*Request*
Search the records for the word "شرکت" and report each line that has it.

*Record extracts*
····················
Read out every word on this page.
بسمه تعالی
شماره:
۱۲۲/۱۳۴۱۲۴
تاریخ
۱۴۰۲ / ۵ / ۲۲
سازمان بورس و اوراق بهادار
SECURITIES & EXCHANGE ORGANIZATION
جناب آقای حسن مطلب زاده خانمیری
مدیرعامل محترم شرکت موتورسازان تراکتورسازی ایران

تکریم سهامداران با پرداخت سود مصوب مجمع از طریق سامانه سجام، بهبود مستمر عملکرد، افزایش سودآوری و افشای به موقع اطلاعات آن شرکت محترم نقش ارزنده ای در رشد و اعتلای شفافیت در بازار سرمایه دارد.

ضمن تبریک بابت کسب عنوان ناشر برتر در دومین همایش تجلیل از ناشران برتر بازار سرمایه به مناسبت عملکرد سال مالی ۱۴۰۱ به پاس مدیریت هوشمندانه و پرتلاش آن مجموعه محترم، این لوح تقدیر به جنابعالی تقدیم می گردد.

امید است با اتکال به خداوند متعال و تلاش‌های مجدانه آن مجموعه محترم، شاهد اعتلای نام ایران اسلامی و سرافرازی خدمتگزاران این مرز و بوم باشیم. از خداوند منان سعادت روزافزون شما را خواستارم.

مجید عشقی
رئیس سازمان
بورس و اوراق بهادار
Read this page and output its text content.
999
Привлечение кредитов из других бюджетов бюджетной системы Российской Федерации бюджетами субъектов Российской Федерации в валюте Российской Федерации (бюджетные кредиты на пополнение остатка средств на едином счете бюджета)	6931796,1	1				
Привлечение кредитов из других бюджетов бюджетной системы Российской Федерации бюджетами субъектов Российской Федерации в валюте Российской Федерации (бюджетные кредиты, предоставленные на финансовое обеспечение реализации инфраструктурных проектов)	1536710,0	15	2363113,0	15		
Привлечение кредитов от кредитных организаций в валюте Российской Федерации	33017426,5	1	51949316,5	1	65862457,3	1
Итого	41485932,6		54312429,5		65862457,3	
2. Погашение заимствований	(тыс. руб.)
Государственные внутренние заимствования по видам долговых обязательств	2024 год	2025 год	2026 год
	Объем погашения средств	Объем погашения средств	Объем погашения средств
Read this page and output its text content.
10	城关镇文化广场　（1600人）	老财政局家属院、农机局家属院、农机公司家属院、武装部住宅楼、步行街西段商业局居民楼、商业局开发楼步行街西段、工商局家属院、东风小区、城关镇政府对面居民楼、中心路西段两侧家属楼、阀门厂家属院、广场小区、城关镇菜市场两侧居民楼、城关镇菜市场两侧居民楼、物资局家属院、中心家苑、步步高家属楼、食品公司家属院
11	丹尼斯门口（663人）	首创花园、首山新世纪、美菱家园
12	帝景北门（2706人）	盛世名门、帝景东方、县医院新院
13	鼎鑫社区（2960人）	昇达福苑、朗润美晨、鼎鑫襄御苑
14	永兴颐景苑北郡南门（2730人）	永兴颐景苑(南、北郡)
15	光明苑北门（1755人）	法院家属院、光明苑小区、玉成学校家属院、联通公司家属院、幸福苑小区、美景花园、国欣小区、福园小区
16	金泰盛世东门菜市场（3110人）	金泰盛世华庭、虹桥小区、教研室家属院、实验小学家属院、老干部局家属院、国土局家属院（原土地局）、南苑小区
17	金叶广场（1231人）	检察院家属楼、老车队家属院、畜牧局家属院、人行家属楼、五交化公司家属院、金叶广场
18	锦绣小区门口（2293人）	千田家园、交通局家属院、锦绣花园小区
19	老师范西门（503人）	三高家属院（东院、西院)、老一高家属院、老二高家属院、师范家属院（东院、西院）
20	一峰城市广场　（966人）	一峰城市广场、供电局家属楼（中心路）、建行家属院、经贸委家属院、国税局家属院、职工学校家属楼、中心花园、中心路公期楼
····················
*Output for this task*
مدیرعامل محترم شرکت موتورسازان تراکتورسازی ایران
تکریم سهامداران با پرداخت سود مصوب مجمع از طریق سامانه سجام، بهبود مستمر عملکرد، افزایش سودآوری و افشای به موقع اطلاعات آن شرکت محترم نقش ارزنده ای در رشد و اعتلای شفافیت در بازار سرمایه دارد.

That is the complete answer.